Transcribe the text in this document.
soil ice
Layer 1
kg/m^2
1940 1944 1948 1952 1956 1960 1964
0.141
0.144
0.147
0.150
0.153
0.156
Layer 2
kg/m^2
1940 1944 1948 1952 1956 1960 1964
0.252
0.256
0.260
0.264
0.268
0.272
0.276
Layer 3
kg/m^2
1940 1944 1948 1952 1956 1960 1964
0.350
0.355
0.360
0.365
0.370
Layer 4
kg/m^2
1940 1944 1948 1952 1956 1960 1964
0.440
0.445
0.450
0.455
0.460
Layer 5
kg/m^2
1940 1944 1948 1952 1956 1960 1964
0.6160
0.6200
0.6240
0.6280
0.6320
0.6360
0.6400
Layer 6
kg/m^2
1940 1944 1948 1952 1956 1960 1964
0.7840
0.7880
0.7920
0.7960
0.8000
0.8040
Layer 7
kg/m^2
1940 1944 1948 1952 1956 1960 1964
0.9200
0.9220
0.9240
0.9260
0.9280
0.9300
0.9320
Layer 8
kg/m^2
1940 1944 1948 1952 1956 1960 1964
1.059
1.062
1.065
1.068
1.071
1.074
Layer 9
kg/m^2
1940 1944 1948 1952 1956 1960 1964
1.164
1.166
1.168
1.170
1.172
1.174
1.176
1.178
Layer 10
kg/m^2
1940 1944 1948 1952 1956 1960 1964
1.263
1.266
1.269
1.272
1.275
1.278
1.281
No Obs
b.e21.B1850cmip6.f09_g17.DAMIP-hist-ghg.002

──────────────────────────────

## WHAT YOU ARE ASKED TO DO
Extract all lines from the data in which "Layer" is found.

## THE RESPONSE
Layer 1
Layer 2
Layer 3
Layer 4
Layer 5
Layer 6
Layer 7
Layer 8
Layer 9
Layer 10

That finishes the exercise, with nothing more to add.